§ WRITTEN PROBLEM
Scan the data below for the string "icon". Copy every line where it appears.

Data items
_ _ _ _ _
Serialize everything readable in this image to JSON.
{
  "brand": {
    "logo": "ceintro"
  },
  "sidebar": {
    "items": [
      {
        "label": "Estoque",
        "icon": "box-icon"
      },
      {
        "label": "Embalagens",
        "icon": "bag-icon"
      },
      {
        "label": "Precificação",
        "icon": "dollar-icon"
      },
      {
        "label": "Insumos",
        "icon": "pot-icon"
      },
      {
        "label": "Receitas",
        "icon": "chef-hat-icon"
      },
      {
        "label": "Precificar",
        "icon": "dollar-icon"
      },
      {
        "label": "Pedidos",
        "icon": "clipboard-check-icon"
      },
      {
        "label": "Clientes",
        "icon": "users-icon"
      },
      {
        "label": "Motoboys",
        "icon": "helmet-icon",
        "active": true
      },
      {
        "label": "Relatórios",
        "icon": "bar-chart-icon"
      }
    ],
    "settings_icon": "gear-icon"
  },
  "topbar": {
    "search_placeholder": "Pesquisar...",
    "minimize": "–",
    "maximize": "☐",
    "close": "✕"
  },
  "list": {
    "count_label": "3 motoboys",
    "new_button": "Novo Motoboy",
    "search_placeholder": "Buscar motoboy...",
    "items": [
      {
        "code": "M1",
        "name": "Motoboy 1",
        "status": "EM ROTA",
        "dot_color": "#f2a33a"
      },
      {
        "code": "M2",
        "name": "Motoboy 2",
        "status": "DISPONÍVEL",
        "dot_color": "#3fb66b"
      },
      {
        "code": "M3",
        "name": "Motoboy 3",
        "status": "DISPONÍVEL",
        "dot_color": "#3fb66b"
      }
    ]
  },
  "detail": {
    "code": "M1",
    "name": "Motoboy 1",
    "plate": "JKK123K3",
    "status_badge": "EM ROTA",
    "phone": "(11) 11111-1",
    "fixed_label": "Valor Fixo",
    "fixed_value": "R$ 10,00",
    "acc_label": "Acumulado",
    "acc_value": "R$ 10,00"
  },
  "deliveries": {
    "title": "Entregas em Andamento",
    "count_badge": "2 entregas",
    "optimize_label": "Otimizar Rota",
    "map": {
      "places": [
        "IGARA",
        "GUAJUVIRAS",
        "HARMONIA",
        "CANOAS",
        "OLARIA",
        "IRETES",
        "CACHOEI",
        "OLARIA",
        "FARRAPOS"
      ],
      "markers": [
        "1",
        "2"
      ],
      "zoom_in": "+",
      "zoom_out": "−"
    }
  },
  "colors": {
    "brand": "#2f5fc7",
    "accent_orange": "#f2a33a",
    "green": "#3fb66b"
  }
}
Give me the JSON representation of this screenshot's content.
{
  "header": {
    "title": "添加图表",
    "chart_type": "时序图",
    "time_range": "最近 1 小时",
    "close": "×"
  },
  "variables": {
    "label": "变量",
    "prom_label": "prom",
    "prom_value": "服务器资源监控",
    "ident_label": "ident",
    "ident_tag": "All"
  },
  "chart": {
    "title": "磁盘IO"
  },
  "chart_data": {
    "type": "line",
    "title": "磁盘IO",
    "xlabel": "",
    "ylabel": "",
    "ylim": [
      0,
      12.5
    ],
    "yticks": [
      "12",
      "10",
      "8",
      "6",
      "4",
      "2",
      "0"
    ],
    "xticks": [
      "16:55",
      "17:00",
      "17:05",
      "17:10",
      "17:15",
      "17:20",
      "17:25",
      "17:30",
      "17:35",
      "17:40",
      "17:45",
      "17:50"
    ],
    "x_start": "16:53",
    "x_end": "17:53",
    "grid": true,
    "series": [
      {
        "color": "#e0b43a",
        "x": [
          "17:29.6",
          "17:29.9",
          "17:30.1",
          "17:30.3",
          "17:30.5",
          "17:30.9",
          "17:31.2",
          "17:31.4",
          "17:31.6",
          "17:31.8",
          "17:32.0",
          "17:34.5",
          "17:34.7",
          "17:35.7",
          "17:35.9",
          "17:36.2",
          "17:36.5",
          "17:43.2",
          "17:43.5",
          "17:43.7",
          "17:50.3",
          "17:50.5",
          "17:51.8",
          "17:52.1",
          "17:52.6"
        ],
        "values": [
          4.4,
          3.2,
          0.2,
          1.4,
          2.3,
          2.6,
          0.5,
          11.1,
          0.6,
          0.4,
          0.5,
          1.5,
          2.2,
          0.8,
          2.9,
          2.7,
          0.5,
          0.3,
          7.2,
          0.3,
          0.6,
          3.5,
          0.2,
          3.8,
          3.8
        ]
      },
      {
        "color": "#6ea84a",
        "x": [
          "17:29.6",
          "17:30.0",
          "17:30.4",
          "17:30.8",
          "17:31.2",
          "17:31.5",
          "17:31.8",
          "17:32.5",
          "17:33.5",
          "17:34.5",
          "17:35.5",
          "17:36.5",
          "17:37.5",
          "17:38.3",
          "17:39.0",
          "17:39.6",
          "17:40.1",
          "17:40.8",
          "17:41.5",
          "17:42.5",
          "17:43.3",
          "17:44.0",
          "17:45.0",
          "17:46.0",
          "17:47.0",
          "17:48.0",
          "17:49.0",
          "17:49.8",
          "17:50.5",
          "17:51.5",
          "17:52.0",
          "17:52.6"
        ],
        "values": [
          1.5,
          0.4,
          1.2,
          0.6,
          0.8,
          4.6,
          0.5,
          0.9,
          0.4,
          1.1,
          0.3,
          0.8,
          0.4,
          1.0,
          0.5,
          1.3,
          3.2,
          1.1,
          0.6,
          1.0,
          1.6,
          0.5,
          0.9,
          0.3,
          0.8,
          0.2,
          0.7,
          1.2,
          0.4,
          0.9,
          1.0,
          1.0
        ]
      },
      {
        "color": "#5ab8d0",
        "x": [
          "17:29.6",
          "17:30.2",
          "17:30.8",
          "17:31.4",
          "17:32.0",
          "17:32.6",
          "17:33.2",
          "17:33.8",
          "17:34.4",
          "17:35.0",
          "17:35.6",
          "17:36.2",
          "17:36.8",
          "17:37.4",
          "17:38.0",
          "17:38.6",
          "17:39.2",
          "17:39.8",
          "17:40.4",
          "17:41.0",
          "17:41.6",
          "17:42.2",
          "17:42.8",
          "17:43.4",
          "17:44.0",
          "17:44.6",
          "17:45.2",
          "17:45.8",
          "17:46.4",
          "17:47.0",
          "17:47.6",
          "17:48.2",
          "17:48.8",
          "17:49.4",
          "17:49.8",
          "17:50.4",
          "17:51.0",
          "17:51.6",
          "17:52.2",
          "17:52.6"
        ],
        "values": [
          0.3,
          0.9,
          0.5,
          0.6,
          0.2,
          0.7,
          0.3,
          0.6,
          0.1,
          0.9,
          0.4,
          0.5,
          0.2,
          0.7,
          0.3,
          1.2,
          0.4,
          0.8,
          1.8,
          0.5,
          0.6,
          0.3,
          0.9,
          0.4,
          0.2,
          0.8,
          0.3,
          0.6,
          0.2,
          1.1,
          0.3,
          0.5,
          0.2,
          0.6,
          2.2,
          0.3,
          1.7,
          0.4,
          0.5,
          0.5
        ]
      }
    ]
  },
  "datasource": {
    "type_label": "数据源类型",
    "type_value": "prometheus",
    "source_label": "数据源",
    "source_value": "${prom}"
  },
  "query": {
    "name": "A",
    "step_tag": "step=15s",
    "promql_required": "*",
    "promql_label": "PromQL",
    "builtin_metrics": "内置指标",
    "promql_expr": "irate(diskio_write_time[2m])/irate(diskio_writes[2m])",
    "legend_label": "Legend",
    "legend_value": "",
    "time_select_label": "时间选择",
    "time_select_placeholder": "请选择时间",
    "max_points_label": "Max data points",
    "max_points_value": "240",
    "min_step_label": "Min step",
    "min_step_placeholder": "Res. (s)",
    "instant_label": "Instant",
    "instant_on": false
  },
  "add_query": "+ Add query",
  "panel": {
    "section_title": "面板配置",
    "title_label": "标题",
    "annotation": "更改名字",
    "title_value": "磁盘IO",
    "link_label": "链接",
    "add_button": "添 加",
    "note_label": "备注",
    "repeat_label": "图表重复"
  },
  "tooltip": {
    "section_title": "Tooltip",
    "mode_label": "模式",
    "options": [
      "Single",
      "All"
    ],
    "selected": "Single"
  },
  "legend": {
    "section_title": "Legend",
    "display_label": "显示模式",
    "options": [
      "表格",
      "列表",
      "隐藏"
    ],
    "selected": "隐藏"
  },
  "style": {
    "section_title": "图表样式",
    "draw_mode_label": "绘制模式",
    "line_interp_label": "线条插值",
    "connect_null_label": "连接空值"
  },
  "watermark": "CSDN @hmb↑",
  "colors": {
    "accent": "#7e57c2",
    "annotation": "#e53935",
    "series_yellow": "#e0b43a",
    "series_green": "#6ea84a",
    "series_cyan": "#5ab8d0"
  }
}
_ _ _ _ _
§ RESULT OF THE EXERCISE
        "icon": "box-icon"
        "icon": "bag-icon"
        "icon": "dollar-icon"
        "icon": "pot-icon"
        "icon": "chef-hat-icon"
        "icon": "dollar-icon"
        "icon": "clipboard-check-icon"
        "icon": "users-icon"
        "icon": "helmet-icon",
        "icon": "bar-chart-icon"
    "settings_icon": "gear-icon"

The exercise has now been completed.